— START OF INFORMATION SUPPLIED —

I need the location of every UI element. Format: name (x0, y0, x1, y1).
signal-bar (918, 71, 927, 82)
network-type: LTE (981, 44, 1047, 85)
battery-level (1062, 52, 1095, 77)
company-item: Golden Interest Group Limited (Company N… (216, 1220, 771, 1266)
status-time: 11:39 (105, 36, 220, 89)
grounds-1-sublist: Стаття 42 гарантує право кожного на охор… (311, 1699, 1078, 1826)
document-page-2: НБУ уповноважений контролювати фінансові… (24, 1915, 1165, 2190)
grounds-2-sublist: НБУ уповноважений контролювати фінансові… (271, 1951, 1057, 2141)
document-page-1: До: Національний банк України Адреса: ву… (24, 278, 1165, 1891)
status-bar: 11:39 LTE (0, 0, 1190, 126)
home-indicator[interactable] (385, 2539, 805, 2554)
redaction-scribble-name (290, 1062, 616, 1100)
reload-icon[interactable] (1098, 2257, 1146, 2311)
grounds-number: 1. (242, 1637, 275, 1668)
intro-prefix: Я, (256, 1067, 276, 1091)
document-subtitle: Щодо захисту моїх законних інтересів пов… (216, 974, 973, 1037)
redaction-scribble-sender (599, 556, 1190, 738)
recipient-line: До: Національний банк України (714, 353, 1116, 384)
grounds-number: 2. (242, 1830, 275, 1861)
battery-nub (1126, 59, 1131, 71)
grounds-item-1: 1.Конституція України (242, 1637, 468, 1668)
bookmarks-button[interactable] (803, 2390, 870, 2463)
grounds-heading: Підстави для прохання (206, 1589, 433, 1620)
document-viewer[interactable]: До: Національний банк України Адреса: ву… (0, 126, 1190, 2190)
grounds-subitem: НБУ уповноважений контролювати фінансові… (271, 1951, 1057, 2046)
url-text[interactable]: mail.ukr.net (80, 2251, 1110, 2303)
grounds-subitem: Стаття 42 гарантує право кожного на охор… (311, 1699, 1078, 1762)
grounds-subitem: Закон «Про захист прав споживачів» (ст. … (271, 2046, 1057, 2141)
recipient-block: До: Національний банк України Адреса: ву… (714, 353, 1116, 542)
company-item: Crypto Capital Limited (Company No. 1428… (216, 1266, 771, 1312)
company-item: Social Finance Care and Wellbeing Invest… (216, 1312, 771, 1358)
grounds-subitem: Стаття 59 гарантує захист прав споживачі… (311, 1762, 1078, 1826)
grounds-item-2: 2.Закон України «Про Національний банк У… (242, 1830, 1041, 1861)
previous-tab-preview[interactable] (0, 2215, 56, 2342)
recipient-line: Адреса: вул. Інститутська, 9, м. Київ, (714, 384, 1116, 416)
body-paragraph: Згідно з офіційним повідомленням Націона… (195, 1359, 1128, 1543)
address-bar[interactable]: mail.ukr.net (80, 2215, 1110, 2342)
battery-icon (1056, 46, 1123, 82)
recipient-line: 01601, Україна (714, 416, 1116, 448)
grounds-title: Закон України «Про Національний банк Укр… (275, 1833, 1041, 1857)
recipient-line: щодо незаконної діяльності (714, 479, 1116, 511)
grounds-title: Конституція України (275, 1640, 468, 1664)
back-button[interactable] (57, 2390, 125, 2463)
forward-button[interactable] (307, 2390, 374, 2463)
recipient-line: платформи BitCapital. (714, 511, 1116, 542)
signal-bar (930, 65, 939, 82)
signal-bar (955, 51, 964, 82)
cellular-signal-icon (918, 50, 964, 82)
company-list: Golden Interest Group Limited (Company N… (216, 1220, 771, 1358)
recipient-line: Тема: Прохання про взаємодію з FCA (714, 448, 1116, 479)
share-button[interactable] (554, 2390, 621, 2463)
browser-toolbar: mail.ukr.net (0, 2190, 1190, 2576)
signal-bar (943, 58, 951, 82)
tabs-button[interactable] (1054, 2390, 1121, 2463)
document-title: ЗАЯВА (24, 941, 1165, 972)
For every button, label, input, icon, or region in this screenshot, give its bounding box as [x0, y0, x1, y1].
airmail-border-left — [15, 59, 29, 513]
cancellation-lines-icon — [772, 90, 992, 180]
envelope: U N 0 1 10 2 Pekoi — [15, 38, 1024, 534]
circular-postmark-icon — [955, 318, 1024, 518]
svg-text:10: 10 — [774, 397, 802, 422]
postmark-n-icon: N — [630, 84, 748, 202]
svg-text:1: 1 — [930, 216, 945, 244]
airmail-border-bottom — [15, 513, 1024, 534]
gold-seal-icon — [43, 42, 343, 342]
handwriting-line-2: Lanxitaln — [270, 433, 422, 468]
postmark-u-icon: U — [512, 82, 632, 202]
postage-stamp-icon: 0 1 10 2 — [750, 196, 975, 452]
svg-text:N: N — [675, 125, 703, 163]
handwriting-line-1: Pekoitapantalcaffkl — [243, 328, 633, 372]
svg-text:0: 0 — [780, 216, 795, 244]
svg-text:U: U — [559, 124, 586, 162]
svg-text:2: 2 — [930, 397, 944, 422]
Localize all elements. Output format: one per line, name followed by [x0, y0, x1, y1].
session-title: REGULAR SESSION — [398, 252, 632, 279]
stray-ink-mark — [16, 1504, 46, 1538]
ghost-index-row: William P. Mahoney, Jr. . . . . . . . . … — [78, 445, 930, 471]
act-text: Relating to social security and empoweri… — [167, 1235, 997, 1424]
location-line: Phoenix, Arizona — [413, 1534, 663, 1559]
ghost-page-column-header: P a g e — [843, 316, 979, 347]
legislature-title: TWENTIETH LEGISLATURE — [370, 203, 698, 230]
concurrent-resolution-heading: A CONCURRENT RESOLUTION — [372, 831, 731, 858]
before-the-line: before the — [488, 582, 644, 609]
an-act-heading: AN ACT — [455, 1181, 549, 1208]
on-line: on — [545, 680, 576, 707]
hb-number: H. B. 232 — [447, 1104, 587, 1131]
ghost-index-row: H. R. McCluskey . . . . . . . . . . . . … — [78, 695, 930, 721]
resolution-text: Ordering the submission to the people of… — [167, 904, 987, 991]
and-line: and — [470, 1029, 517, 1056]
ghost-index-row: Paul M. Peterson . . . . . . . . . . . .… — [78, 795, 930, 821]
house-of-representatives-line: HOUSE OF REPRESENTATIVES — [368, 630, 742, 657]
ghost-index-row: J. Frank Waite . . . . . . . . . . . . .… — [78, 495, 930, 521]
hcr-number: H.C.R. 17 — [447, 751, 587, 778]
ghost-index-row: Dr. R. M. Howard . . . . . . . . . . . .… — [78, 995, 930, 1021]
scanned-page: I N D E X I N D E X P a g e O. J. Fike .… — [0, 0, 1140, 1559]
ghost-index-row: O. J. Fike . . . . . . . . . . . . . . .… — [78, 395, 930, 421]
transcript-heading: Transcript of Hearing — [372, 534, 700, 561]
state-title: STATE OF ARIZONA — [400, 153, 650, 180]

— END OF INFORMATION SUPPLIED —

> [WHAT THE TASK REQUIRES]:
Copy every line of the records above verbatim, keeping each name and its coordinates unchanged and in the same order.

> [CORRECT ANSWER]:
I need the location of every UI element. Format: name (x0, y0, x1, y1).
signal-bar (918, 71, 927, 82)
network-type: LTE (981, 44, 1047, 85)
battery-level (1062, 52, 1095, 77)
company-item: Golden Interest Group Limited (Company N… (216, 1220, 771, 1266)
status-time: 11:39 (105, 36, 220, 89)
grounds-1-sublist: Стаття 42 гарантує право кожного на охор… (311, 1699, 1078, 1826)
document-page-2: НБУ уповноважений контролювати фінансові… (24, 1915, 1165, 2190)
grounds-2-sublist: НБУ уповноважений контролювати фінансові… (271, 1951, 1057, 2141)
document-page-1: До: Національний банк України Адреса: ву… (24, 278, 1165, 1891)
status-bar: 11:39 LTE (0, 0, 1190, 126)
home-indicator[interactable] (385, 2539, 805, 2554)
redaction-scribble-name (290, 1062, 616, 1100)
reload-icon[interactable] (1098, 2257, 1146, 2311)
grounds-number: 1. (242, 1637, 275, 1668)
intro-prefix: Я, (256, 1067, 276, 1091)
document-subtitle: Щодо захисту моїх законних інтересів пов… (216, 974, 973, 1037)
redaction-scribble-sender (599, 556, 1190, 738)
recipient-line: До: Національний банк України (714, 353, 1116, 384)
grounds-number: 2. (242, 1830, 275, 1861)
battery-nub (1126, 59, 1131, 71)
grounds-item-1: 1.Конституція України (242, 1637, 468, 1668)
bookmarks-button[interactable] (803, 2390, 870, 2463)
grounds-heading: Підстави для прохання (206, 1589, 433, 1620)
document-viewer[interactable]: До: Національний банк України Адреса: ву… (0, 126, 1190, 2190)
grounds-subitem: НБУ уповноважений контролювати фінансові… (271, 1951, 1057, 2046)
url-text[interactable]: mail.ukr.net (80, 2251, 1110, 2303)
grounds-subitem: Стаття 42 гарантує право кожного на охор… (311, 1699, 1078, 1762)
grounds-subitem: Закон «Про захист прав споживачів» (ст. … (271, 2046, 1057, 2141)
recipient-block: До: Національний банк України Адреса: ву… (714, 353, 1116, 542)
company-item: Crypto Capital Limited (Company No. 1428… (216, 1266, 771, 1312)
company-item: Social Finance Care and Wellbeing Invest… (216, 1312, 771, 1358)
grounds-subitem: Стаття 59 гарантує захист прав споживачі… (311, 1762, 1078, 1826)
grounds-item-2: 2.Закон України «Про Національний банк У… (242, 1830, 1041, 1861)
previous-tab-preview[interactable] (0, 2215, 56, 2342)
recipient-line: Адреса: вул. Інститутська, 9, м. Київ, (714, 384, 1116, 416)
body-paragraph: Згідно з офіційним повідомленням Націона… (195, 1359, 1128, 1543)
address-bar[interactable]: mail.ukr.net (80, 2215, 1110, 2342)
battery-icon (1056, 46, 1123, 82)
recipient-line: 01601, Україна (714, 416, 1116, 448)
grounds-title: Закон України «Про Національний банк Укр… (275, 1833, 1041, 1857)
recipient-line: щодо незаконної діяльності (714, 479, 1116, 511)
grounds-title: Конституція України (275, 1640, 468, 1664)
back-button[interactable] (57, 2390, 125, 2463)
forward-button[interactable] (307, 2390, 374, 2463)
recipient-line: платформи BitCapital. (714, 511, 1116, 542)
signal-bar (930, 65, 939, 82)
signal-bar (955, 51, 964, 82)
cellular-signal-icon (918, 50, 964, 82)
company-list: Golden Interest Group Limited (Company N… (216, 1220, 771, 1358)
recipient-line: Тема: Прохання про взаємодію з FCA (714, 448, 1116, 479)
share-button[interactable] (554, 2390, 621, 2463)
browser-toolbar: mail.ukr.net (0, 2190, 1190, 2576)
signal-bar (943, 58, 951, 82)
tabs-button[interactable] (1054, 2390, 1121, 2463)
document-title: ЗАЯВА (24, 941, 1165, 972)
For every button, label, input, icon, or region in this screenshot, give its bounding box as [x0, y0, x1, y1].
airmail-border-left — [15, 59, 29, 513]
cancellation-lines-icon — [772, 90, 992, 180]
envelope: U N 0 1 10 2 Pekoi — [15, 38, 1024, 534]
circular-postmark-icon — [955, 318, 1024, 518]
svg-text:10: 10 — [774, 397, 802, 422]
postmark-n-icon: N — [630, 84, 748, 202]
svg-text:1: 1 — [930, 216, 945, 244]
airmail-border-bottom — [15, 513, 1024, 534]
gold-seal-icon — [43, 42, 343, 342]
handwriting-line-2: Lanxitaln — [270, 433, 422, 468]
postmark-u-icon: U — [512, 82, 632, 202]
postage-stamp-icon: 0 1 10 2 — [750, 196, 975, 452]
svg-text:N: N — [675, 125, 703, 163]
handwriting-line-1: Pekoitapantalcaffkl — [243, 328, 633, 372]
svg-text:0: 0 — [780, 216, 795, 244]
svg-text:U: U — [559, 124, 586, 162]
svg-text:2: 2 — [930, 397, 944, 422]
Localize all elements. Output format: one per line, name followed by [x0, y0, x1, y1].
session-title: REGULAR SESSION — [398, 252, 632, 279]
stray-ink-mark — [16, 1504, 46, 1538]
ghost-index-row: William P. Mahoney, Jr. . . . . . . . . … — [78, 445, 930, 471]
act-text: Relating to social security and empoweri… — [167, 1235, 997, 1424]
location-line: Phoenix, Arizona — [413, 1534, 663, 1559]
ghost-page-column-header: P a g e — [843, 316, 979, 347]
legislature-title: TWENTIETH LEGISLATURE — [370, 203, 698, 230]
concurrent-resolution-heading: A CONCURRENT RESOLUTION — [372, 831, 731, 858]
before-the-line: before the — [488, 582, 644, 609]
an-act-heading: AN ACT — [455, 1181, 549, 1208]
on-line: on — [545, 680, 576, 707]
hb-number: H. B. 232 — [447, 1104, 587, 1131]
ghost-index-row: H. R. McCluskey . . . . . . . . . . . . … — [78, 695, 930, 721]
resolution-text: Ordering the submission to the people of… — [167, 904, 987, 991]
and-line: and — [470, 1029, 517, 1056]
ghost-index-row: Paul M. Peterson . . . . . . . . . . . .… — [78, 795, 930, 821]
house-of-representatives-line: HOUSE OF REPRESENTATIVES — [368, 630, 742, 657]
ghost-index-row: J. Frank Waite . . . . . . . . . . . . .… — [78, 495, 930, 521]
hcr-number: H.C.R. 17 — [447, 751, 587, 778]
ghost-index-row: Dr. R. M. Howard . . . . . . . . . . . .… — [78, 995, 930, 1021]
scanned-page: I N D E X I N D E X P a g e O. J. Fike .… — [0, 0, 1140, 1559]
ghost-index-row: O. J. Fike . . . . . . . . . . . . . . .… — [78, 395, 930, 421]
transcript-heading: Transcript of Hearing — [372, 534, 700, 561]
state-title: STATE OF ARIZONA — [400, 153, 650, 180]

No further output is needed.